(Stored items from a collection)
'''

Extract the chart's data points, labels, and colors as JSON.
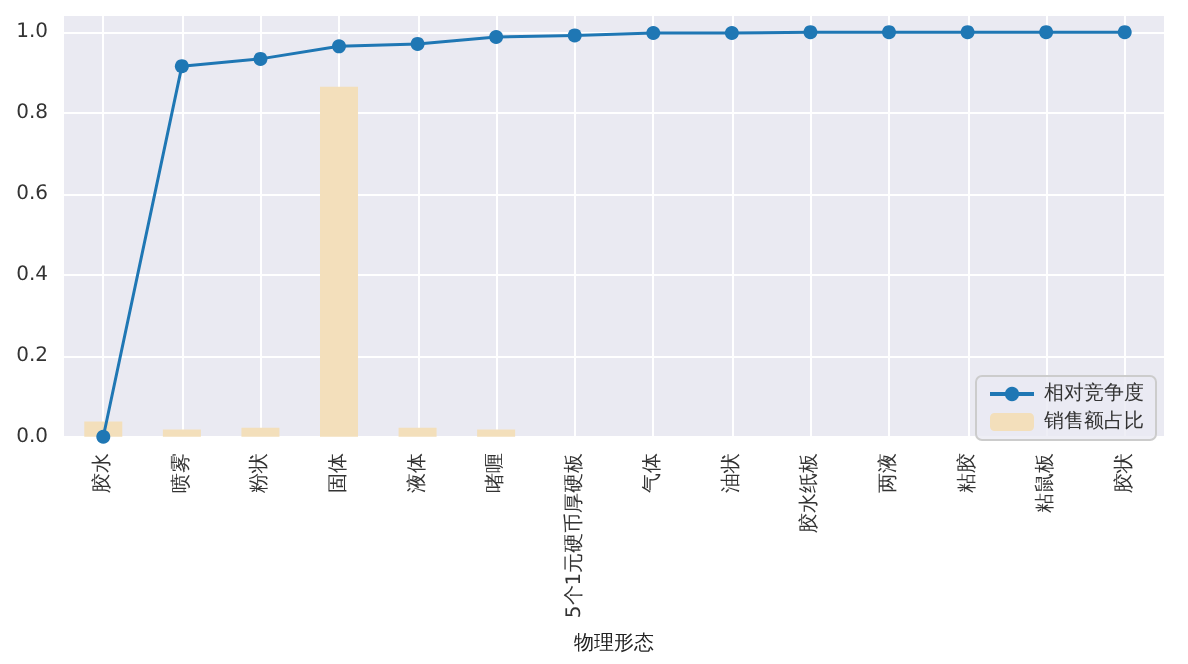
{
  "chart_data": {
    "type": "bar",
    "xlabel": "物理形态",
    "categories": [
      "胶水",
      "喷雾",
      "粉状",
      "固体",
      "液体",
      "啫喱",
      "5个1元硬币厚硬板",
      "气体",
      "油状",
      "胶水纸板",
      "两液",
      "粘胶",
      "粘鼠板",
      "胶状"
    ],
    "series": [
      {
        "name": "相对竞争度",
        "type": "line",
        "color": "#1f77b4",
        "marker": "circle",
        "values": [
          0,
          0.916,
          0.934,
          0.965,
          0.971,
          0.988,
          0.992,
          0.998,
          0.998,
          1.0,
          1.0,
          1.0,
          1.0,
          1.0
        ]
      },
      {
        "name": "销售额占比",
        "color": "#f3dfbb",
        "values": [
          0.038,
          0.018,
          0.022,
          0.865,
          0.022,
          0.018,
          0,
          0,
          0,
          0,
          0,
          0,
          0,
          0
        ]
      }
    ],
    "ylim": [
      0,
      1.04
    ],
    "yticks": [
      {
        "value": 0,
        "label": "0.0"
      },
      0.2,
      0.4,
      0.6,
      0.8,
      {
        "value": 1,
        "label": "1.0"
      }
    ],
    "grid": true,
    "legend": "bottom right"
  }
}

'''

--- TASK TO COMPLETE ---
Every record above should be transcribed exactly; the pictures stay out of the copy.

--- RESULT OF THIS TASK ---
Extract the chart's data points, labels, and colors as JSON.
{
  "chart_data": {
    "type": "bar",
    "xlabel": "物理形态",
    "categories": [
      "胶水",
      "喷雾",
      "粉状",
      "固体",
      "液体",
      "啫喱",
      "5个1元硬币厚硬板",
      "气体",
      "油状",
      "胶水纸板",
      "两液",
      "粘胶",
      "粘鼠板",
      "胶状"
    ],
    "series": [
      {
        "name": "相对竞争度",
        "type": "line",
        "color": "#1f77b4",
        "marker": "circle",
        "values": [
          0,
          0.916,
          0.934,
          0.965,
          0.971,
          0.988,
          0.992,
          0.998,
          0.998,
          1.0,
          1.0,
          1.0,
          1.0,
          1.0
        ]
      },
      {
        "name": "销售额占比",
        "color": "#f3dfbb",
        "values": [
          0.038,
          0.018,
          0.022,
          0.865,
          0.022,
          0.018,
          0,
          0,
          0,
          0,
          0,
          0,
          0,
          0
        ]
      }
    ],
    "ylim": [
      0,
      1.04
    ],
    "yticks": [
      {
        "value": 0,
        "label": "0.0"
      },
      0.2,
      0.4,
      0.6,
      0.8,
      {
        "value": 1,
        "label": "1.0"
      }
    ],
    "grid": true,
    "legend": "bottom right"
  }
}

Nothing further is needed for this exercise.